- EXERCISE DIRECTIONS
Transcribe all the records with complete accuracy.

──────

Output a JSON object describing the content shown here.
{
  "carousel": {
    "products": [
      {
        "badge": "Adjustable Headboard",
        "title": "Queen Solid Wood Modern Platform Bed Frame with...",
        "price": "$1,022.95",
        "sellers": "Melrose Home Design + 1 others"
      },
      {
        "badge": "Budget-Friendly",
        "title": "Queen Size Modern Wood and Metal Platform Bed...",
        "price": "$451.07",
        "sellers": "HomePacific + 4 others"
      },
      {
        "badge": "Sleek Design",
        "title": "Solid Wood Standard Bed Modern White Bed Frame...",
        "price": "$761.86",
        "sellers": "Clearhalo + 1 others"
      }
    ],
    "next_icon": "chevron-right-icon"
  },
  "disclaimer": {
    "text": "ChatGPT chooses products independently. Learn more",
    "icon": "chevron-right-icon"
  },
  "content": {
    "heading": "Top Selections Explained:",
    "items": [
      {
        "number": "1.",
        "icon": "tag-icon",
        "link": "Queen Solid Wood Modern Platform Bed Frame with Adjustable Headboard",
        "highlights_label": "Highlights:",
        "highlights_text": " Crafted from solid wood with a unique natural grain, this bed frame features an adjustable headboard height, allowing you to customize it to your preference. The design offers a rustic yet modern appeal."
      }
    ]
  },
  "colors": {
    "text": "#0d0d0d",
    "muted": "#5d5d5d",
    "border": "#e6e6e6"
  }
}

──────

- SOLUTION
Output a JSON object describing the content shown here.
{
  "carousel": {
    "products": [
      {
        "badge": "Adjustable Headboard",
        "title": "Queen Solid Wood Modern Platform Bed Frame with...",
        "price": "$1,022.95",
        "sellers": "Melrose Home Design + 1 others"
      },
      {
        "badge": "Budget-Friendly",
        "title": "Queen Size Modern Wood and Metal Platform Bed...",
        "price": "$451.07",
        "sellers": "HomePacific + 4 others"
      },
      {
        "badge": "Sleek Design",
        "title": "Solid Wood Standard Bed Modern White Bed Frame...",
        "price": "$761.86",
        "sellers": "Clearhalo + 1 others"
      }
    ],
    "next_icon": "chevron-right-icon"
  },
  "disclaimer": {
    "text": "ChatGPT chooses products independently. Learn more",
    "icon": "chevron-right-icon"
  },
  "content": {
    "heading": "Top Selections Explained:",
    "items": [
      {
        "number": "1.",
        "icon": "tag-icon",
        "link": "Queen Solid Wood Modern Platform Bed Frame with Adjustable Headboard",
        "highlights_label": "Highlights:",
        "highlights_text": " Crafted from solid wood with a unique natural grain, this bed frame features an adjustable headboard height, allowing you to customize it to your preference. The design offers a rustic yet modern appeal."
      }
    ]
  },
  "colors": {
    "text": "#0d0d0d",
    "muted": "#5d5d5d",
    "border": "#e6e6e6"
  }
}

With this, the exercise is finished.